EXTRACT PROVIDED
▶
We are further advancing precision oncology through our next-generation bispecific (OBI-201) and bispecific, dual-payload (OBI-221) ADCs. These "biology - driven" molecules are designed to overcome tumor heterogeneity and multi-drug resistance-key challenges in current cancer treatment. By incorporating both the GlycOBI^® and GlycOBI DUO^® platforms, OBI is developing novel and differentiated therapeutics addressing the unmet medical need for patients with difficult-to-treat solid tumors. Additionally, OBI's robust ADC conjugation platform has proven to consistently deliver product quality and scalability, while enabling expansion into next-generation modalities, including degrader-antibody conjugates (DACs).

These data will be presented at the American Association of Cancer Research (AACR) Annual Meeting from April 17 to 22, 2026 in San Diego, CA. (USA).

"At OBI, we make better ADCs," said Dr. Ya-Chi Chen, Chief Scientific Officer OBI Pharma. "Our goal is to deliver therapies that not only target tumors more effectively and precisely, but also reduce side effects, giving patients potentially life-changing treatment options."

Monday, April 20, 2026 (9:00 AM - 12:00 PM)
◀
EXERCISES
#1 Reproduce the passage on OBI's ADC programs word for word, starting with "We are further" and going on through "degrader-antibody conjugates (DACs).".
#2 In the passage on OBI's ADC programs, what are the dates and location of the AACR Annual Meeting where the data will be presented?
The items after this passage on OBI's ADC programs are not needed for what is asked here.

DATA UNDER STUDY
▶
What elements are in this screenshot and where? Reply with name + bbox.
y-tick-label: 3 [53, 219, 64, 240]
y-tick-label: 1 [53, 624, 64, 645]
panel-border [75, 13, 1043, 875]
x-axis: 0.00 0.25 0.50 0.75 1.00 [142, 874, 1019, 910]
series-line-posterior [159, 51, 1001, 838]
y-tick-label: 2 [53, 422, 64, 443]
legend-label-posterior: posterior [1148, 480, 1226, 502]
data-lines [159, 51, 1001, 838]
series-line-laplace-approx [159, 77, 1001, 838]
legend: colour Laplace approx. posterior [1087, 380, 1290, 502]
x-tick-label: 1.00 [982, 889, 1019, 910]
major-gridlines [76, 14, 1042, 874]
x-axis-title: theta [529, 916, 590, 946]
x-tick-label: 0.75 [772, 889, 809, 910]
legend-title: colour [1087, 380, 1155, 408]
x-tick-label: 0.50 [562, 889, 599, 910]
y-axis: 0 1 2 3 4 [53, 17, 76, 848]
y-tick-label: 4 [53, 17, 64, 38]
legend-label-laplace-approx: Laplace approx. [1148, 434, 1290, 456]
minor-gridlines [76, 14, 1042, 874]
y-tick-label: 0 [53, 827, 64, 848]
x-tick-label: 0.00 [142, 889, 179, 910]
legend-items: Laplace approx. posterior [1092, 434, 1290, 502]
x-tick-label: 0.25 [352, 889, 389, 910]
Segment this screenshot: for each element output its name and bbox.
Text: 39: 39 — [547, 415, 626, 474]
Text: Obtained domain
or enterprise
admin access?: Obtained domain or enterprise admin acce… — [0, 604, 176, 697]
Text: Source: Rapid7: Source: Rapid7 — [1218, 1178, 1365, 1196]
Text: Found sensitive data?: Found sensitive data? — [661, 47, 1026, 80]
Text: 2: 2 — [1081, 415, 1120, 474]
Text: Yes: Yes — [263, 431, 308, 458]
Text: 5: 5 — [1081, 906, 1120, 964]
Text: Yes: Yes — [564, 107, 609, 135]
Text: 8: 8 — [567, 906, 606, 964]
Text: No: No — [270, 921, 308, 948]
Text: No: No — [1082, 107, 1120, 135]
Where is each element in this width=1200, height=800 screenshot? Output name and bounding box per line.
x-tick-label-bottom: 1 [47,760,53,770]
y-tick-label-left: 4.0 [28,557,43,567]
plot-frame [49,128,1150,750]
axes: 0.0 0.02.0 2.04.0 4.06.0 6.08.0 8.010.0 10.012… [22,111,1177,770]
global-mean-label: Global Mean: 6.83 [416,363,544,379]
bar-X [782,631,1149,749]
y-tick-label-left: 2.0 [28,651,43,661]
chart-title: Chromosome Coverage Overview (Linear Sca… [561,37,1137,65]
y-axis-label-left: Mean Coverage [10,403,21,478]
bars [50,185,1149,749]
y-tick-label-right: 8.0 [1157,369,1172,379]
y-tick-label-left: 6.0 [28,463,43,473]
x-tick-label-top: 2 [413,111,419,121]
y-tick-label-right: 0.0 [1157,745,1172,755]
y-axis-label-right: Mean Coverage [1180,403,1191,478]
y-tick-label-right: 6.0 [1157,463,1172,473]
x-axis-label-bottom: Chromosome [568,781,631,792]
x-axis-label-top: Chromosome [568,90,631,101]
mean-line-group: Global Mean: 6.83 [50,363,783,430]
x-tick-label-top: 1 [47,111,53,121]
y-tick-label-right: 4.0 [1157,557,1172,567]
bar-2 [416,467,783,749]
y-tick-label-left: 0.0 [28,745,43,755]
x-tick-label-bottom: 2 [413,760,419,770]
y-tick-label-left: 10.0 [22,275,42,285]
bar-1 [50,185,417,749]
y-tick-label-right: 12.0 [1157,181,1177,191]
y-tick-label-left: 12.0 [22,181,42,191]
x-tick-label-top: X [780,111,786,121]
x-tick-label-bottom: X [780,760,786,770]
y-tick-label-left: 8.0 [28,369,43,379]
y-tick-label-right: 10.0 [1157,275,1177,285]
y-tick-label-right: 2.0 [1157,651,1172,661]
◀
SOLUTIONS TO THE PROBLEMS
#1
We are further advancing precision oncology through our next-generation bispecific (OBI-201) and bispecific, dual-payload (OBI-221) ADCs. These "biology - driven" molecules are designed to overcome tumor heterogeneity and multi-drug resistance-key challenges in current cancer treatment. By incorporating both the GlycOBI^® and GlycOBI DUO^® platforms, OBI is developing novel and differentiated therapeutics addressing the unmet medical need for patients with difficult-to-treat solid tumors. Additionally, OBI's robust ADC conjugation platform has proven to consistently deliver product quality and scalability, while enabling expansion into next-generation modalities, including degrader-antibody conjugates (DACs).

#2 April 17 to 22, 2026, in San Diego, CA (USA).